◆ 抜粋本文
あとは自分自身がやる側の人間として、一番楽しんでいないといけないと思っています。楽しみながら事業に取り組む私の後ろ姿を見て、みんながデータに前向きになって取り組んでもらいたいと思っています。

佐々木:
確かにそうですね。

石井:
これからは新しくビジネスとして、町中華だけでなくさまざまなお店で使えるオーダーシステムを作っています。自分の趣味で始めた、データの可視化のためのデータ入力システムが、製品として売れる道を作っていきたいです。この夢を追いかけている姿を、学生の方々にも見てもらいたいですし、データ界隈のコミュニティを通じて、データを追い求める姿をみんなに見てもらって、「データ好き」な人を増やしたいと思っています。

好奇心を原動力に──自分らしい生き方を

佐々木:
登壇を検討している方々に一言お願いします。

石井:
オリジナルの話をどんどんしてほしいと思っています。データにまつわるという縛りだけで、何に引っかかるかは正直わからないです。技術者的なマニアックな話でもいいですし、データのこの部分が好き、得意なこと、こんなデータとこんなデータを組み合わせるとこういう面白い結果があったとか。データというカテゴリーの中でも話すことはバラバラだと思うので、自分ならではのオリジナルの話を披露していただけるとすごくいいと思います。

佐々木:
なるほど。まさに「データ」というキーワードで集まると、最初はお互いのこと何をしているかわからない人同士が集まることになるかもしれませんが、そこで生まれる偶発性もありますよね。最後に何か伝えておきたいことはありますか?

石井:
まさにそうですね。

いくつかのレコード:

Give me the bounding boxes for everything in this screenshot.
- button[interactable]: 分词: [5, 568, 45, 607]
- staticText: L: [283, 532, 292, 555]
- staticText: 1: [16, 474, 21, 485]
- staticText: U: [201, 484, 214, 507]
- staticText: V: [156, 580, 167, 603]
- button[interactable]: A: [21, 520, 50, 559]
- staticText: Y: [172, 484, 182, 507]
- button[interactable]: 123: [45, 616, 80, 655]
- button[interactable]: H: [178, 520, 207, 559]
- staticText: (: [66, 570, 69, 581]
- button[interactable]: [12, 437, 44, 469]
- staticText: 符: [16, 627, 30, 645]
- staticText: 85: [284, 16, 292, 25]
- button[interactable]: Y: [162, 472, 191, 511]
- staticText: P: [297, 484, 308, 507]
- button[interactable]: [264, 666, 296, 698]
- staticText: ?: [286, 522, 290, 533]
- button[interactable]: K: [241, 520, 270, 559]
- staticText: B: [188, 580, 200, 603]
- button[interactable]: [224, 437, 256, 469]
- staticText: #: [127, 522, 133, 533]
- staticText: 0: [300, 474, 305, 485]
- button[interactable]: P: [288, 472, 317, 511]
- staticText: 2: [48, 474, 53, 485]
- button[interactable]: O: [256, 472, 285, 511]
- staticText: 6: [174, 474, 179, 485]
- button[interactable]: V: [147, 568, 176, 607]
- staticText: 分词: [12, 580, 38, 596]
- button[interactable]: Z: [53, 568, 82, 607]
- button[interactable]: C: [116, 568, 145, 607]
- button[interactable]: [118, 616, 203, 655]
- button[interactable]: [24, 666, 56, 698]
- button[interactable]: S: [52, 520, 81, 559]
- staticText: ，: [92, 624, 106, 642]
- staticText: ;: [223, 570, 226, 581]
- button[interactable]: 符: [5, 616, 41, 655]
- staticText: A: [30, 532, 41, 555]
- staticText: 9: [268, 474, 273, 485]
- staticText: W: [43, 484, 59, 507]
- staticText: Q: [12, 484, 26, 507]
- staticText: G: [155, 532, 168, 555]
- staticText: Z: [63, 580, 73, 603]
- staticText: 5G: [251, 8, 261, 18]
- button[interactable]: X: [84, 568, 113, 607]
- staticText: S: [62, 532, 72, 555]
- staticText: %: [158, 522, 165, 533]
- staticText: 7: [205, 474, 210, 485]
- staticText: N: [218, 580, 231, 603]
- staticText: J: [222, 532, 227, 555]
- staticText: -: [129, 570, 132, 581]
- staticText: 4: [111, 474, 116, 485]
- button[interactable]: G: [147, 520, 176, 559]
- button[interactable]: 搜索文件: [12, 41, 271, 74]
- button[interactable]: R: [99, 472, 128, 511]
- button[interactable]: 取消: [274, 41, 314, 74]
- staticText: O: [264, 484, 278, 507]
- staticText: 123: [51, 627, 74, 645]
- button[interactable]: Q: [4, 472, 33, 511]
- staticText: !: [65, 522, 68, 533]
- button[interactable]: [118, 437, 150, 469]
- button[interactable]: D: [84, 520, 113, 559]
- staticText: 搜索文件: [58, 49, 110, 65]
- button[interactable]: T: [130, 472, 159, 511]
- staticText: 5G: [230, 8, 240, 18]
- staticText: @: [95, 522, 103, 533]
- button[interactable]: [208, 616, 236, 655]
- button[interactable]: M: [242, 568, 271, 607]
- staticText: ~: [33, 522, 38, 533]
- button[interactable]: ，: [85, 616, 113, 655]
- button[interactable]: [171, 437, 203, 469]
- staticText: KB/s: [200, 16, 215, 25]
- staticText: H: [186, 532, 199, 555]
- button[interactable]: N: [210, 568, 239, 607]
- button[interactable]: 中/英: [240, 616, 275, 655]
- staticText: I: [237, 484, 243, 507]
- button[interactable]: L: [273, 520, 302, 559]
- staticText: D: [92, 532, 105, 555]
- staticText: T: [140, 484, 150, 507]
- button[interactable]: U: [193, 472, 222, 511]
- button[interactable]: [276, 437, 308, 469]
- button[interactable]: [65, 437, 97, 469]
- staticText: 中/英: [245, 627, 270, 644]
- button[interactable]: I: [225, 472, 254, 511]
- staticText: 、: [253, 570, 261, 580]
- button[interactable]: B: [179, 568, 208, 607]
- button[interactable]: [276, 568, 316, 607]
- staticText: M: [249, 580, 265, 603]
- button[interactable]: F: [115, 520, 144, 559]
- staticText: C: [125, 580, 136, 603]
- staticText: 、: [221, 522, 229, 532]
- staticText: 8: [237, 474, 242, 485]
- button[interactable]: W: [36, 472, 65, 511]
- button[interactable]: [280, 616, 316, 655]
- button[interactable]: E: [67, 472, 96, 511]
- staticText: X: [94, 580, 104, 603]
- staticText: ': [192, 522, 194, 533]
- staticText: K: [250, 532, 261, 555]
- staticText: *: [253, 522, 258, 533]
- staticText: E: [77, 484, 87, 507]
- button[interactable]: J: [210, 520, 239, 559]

◆ 課題 1
データをめぐる対談の中から「オリジナルの話をどんどんしてほしい」で始まる段落を選び、主な内容を残したまま短い箇条書きにまとめてください。
◆ 課題 2
データをめぐる対談の続きを、最後の「まさにそうですね。」の後から書き進めてください。

◆ 出力 1
- 登壇する人には、自分ならではのオリジナルの話をどんどんしてほしい。
- テーマは「データにまつわる」ことだけなので、何が聞き手に引っかかるかはわからない。
- 技術者向けのマニアックな話でもよく、データの好きな部分や得意なこと、データを組み合わせて得た面白い結果の話でもよい。
- データという同じ分野でも話す内容は人それぞれ違うので、自分らしい話を披露してもらえるとよい。

◆ 出力 2
データって楽しいよということを、とにかくアピールしたいです。私はデータにもっと深く携わりたいと思い、会社を辞めてデータ分析専門企業を立ち上げました。データを趣味としても仕事としても使いながら、自分のビジネスを作っていくという、こんな生き方もあるのではないかと思います。全員が起業家になるわけではないですが、自分の好きなものに対してもう一歩踏み込むこともできると思うので、そういった点で皆さんと話して何か繋げていけたらと思っています。

 

データ界隈100人カイギ運営事務局 主催
データ界隈100人カイギ #1
データ文化を支援するメディア会

イベント名データ界隈100人カイギ #1「データ文化を支援するメディア会」
開催日時2025年5月16日(金) 18:30~21:00
会場ウイングアーク1st株式会社コラボスペース
〒106-0032 東京都港区六本木三丁目2番1号 六本木グランドタワー36階
主催データ界隈100人カイギ運営事務局
対象者データに携わる全ての方
・ITツールベンダー
・コンサルタント
・Chief Data Officer(CDO)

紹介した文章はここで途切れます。